BRIEF = The entries are to be returned exactly, with images left out.

EXTRACTED INFORMATION =
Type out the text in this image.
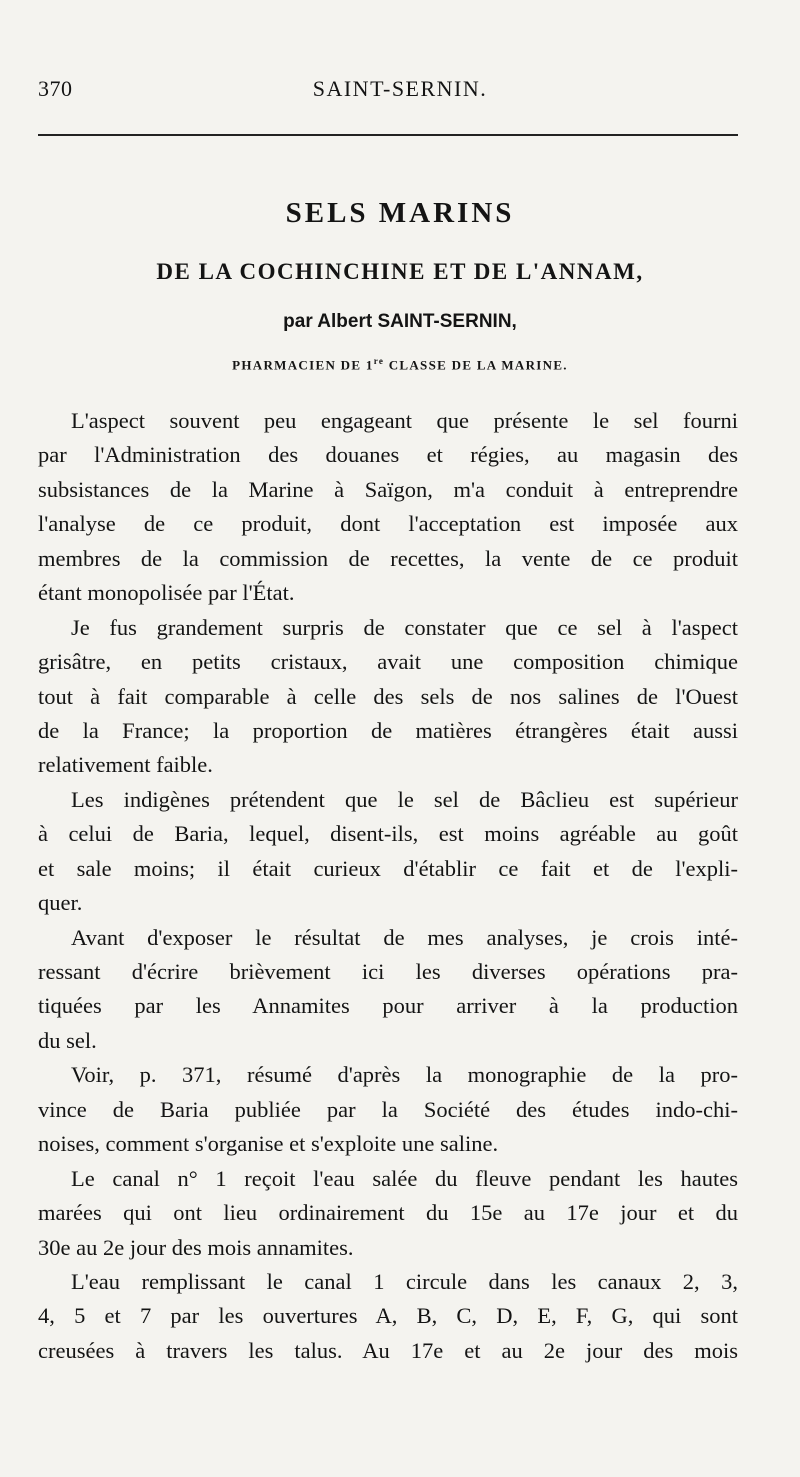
370	SAINT-SERNIN.
SELS MARINS
DE LA COCHINCHINE ET DE L'ANNAM,
par Albert SAINT-SERNIN,
PHARMACIEN DE 1re CLASSE DE LA MARINE.
L'aspect souvent peu engageant que présente le sel fourni
par l'Administration des douanes et régies, au magasin des
subsistances de la Marine à Saïgon, m'a conduit à entreprendre
l'analyse de ce produit, dont l'acceptation est imposée aux
membres de la commission de recettes, la vente de ce produit
étant monopolisée par l'État.
Je fus grandement surpris de constater que ce sel à l'aspect
grisâtre, en petits cristaux, avait une composition chimique
tout à fait comparable à celle des sels de nos salines de l'Ouest
de la France; la proportion de matières étrangères était aussi
relativement faible.
Les indigènes prétendent que le sel de Bâclieu est supérieur
à celui de Baria, lequel, disent-ils, est moins agréable au goût
et sale moins; il était curieux d'établir ce fait et de l'expli-
quer.
Avant d'exposer le résultat de mes analyses, je crois inté-
ressant d'écrire brièvement ici les diverses opérations pra-
tiquées par les Annamites pour arriver à la production
du sel.
Voir, p. 371, résumé d'après la monographie de la pro-
vince de Baria publiée par la Société des études indo-chi-
noises, comment s'organise et s'exploite une saline.
Le canal n° 1 reçoit l'eau salée du fleuve pendant les hautes
marées qui ont lieu ordinairement du 15e au 17e jour et du
30e au 2e jour des mois annamites.
L'eau remplissant le canal 1 circule dans les canaux 2, 3,
4, 5 et 7 par les ouvertures A, B, C, D, E, F, G, qui sont
creusées à travers les talus. Au 17e et au 2e jour des mois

COMPLETE ANSWER =
Type out the text in this image.
370	SAINT-SERNIN.
SELS MARINS
DE LA COCHINCHINE ET DE L'ANNAM,
par Albert SAINT-SERNIN,
PHARMACIEN DE 1re CLASSE DE LA MARINE.
L'aspect souvent peu engageant que présente le sel fourni
par l'Administration des douanes et régies, au magasin des
subsistances de la Marine à Saïgon, m'a conduit à entreprendre
l'analyse de ce produit, dont l'acceptation est imposée aux
membres de la commission de recettes, la vente de ce produit
étant monopolisée par l'État.
Je fus grandement surpris de constater que ce sel à l'aspect
grisâtre, en petits cristaux, avait une composition chimique
tout à fait comparable à celle des sels de nos salines de l'Ouest
de la France; la proportion de matières étrangères était aussi
relativement faible.
Les indigènes prétendent que le sel de Bâclieu est supérieur
à celui de Baria, lequel, disent-ils, est moins agréable au goût
et sale moins; il était curieux d'établir ce fait et de l'expli-
quer.
Avant d'exposer le résultat de mes analyses, je crois inté-
ressant d'écrire brièvement ici les diverses opérations pra-
tiquées par les Annamites pour arriver à la production
du sel.
Voir, p. 371, résumé d'après la monographie de la pro-
vince de Baria publiée par la Société des études indo-chi-
noises, comment s'organise et s'exploite une saline.
Le canal n° 1 reçoit l'eau salée du fleuve pendant les hautes
marées qui ont lieu ordinairement du 15e au 17e jour et du
30e au 2e jour des mois annamites.
L'eau remplissant le canal 1 circule dans les canaux 2, 3,
4, 5 et 7 par les ouvertures A, B, C, D, E, F, G, qui sont
creusées à travers les talus. Au 17e et au 2e jour des mois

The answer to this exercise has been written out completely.